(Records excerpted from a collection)
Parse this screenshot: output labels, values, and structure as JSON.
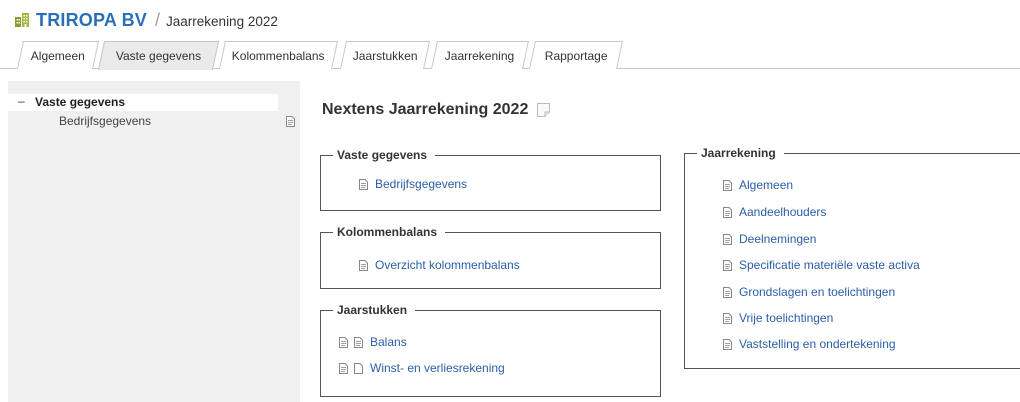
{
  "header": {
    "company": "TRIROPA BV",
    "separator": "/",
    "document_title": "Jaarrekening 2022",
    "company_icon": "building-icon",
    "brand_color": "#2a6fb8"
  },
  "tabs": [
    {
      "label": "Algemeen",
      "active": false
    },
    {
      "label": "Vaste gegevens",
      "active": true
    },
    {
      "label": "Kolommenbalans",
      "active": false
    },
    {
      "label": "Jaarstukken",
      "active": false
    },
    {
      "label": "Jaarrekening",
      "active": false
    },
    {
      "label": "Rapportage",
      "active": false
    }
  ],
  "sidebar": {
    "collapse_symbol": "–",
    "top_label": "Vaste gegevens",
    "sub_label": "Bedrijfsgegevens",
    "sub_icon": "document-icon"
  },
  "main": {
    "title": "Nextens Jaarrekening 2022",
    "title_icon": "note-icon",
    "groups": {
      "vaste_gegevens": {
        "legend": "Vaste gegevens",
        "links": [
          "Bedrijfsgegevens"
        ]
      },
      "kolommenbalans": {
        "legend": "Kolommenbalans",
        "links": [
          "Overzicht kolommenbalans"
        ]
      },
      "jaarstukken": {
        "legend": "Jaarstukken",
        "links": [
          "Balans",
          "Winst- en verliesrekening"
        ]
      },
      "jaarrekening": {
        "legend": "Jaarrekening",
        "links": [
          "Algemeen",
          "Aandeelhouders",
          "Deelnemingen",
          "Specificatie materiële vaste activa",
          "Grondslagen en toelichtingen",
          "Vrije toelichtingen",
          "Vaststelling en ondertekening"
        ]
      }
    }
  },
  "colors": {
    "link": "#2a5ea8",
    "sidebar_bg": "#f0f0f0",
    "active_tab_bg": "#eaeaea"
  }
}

--

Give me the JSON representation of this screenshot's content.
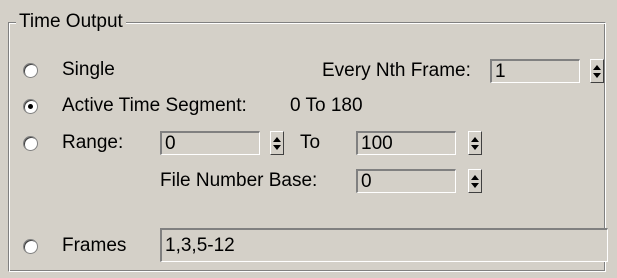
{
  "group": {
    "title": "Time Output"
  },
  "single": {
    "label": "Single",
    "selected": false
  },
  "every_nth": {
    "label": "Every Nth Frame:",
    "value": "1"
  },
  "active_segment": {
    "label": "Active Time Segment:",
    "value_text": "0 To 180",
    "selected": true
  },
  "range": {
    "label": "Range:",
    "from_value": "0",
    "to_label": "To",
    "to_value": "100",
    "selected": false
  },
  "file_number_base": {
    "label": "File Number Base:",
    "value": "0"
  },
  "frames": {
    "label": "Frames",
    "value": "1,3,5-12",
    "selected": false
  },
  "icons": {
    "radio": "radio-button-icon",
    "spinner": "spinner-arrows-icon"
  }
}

WHAT YOU WILL DO
Using the entries above, find all lines with "Bedrijfsgegevens". Copy them.

SOLUTION BELOW
    "sub_label": "Bedrijfsgegevens",
          "Bedrijfsgegevens"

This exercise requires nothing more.